The task: Everything in the listing should be restated word for word.

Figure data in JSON
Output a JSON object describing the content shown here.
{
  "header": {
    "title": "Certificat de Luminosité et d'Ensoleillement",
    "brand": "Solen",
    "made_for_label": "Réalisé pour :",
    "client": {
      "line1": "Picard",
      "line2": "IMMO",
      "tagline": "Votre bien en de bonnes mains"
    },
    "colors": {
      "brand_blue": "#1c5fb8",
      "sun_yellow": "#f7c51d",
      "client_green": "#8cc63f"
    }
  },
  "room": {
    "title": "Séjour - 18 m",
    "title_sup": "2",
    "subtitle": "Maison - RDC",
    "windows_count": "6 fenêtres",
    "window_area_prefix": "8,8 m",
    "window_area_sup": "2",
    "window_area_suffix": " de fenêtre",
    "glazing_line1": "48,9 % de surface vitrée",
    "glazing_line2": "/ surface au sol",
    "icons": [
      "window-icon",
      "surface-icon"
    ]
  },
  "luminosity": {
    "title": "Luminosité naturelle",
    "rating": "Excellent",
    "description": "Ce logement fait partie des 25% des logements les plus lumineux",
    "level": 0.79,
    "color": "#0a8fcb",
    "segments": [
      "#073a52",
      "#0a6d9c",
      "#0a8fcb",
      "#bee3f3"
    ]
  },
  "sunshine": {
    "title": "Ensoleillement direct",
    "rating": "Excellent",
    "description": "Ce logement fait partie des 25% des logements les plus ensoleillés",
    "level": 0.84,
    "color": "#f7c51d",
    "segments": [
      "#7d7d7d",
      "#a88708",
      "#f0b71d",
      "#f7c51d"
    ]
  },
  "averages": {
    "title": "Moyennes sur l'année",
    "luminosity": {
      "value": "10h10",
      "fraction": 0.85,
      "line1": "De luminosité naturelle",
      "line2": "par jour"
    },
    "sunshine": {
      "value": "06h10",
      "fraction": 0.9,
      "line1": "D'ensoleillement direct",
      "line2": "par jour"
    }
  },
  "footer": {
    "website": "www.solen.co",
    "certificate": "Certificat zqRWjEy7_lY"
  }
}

Finished exercise:
Output a JSON object describing the content shown here.
{
  "header": {
    "title": "Certificat de Luminosité et d'Ensoleillement",
    "brand": "Solen",
    "made_for_label": "Réalisé pour :",
    "client": {
      "line1": "Picard",
      "line2": "IMMO",
      "tagline": "Votre bien en de bonnes mains"
    },
    "colors": {
      "brand_blue": "#1c5fb8",
      "sun_yellow": "#f7c51d",
      "client_green": "#8cc63f"
    }
  },
  "room": {
    "title": "Séjour - 18 m",
    "title_sup": "2",
    "subtitle": "Maison - RDC",
    "windows_count": "6 fenêtres",
    "window_area_prefix": "8,8 m",
    "window_area_sup": "2",
    "window_area_suffix": " de fenêtre",
    "glazing_line1": "48,9 % de surface vitrée",
    "glazing_line2": "/ surface au sol",
    "icons": [
      "window-icon",
      "surface-icon"
    ]
  },
  "luminosity": {
    "title": "Luminosité naturelle",
    "rating": "Excellent",
    "description": "Ce logement fait partie des 25% des logements les plus lumineux",
    "level": 0.79,
    "color": "#0a8fcb",
    "segments": [
      "#073a52",
      "#0a6d9c",
      "#0a8fcb",
      "#bee3f3"
    ]
  },
  "sunshine": {
    "title": "Ensoleillement direct",
    "rating": "Excellent",
    "description": "Ce logement fait partie des 25% des logements les plus ensoleillés",
    "level": 0.84,
    "color": "#f7c51d",
    "segments": [
      "#7d7d7d",
      "#a88708",
      "#f0b71d",
      "#f7c51d"
    ]
  },
  "averages": {
    "title": "Moyennes sur l'année",
    "luminosity": {
      "value": "10h10",
      "fraction": 0.85,
      "line1": "De luminosité naturelle",
      "line2": "par jour"
    },
    "sunshine": {
      "value": "06h10",
      "fraction": 0.9,
      "line1": "D'ensoleillement direct",
      "line2": "par jour"
    }
  },
  "footer": {
    "website": "www.solen.co",
    "certificate": "Certificat zqRWjEy7_lY"
  }
}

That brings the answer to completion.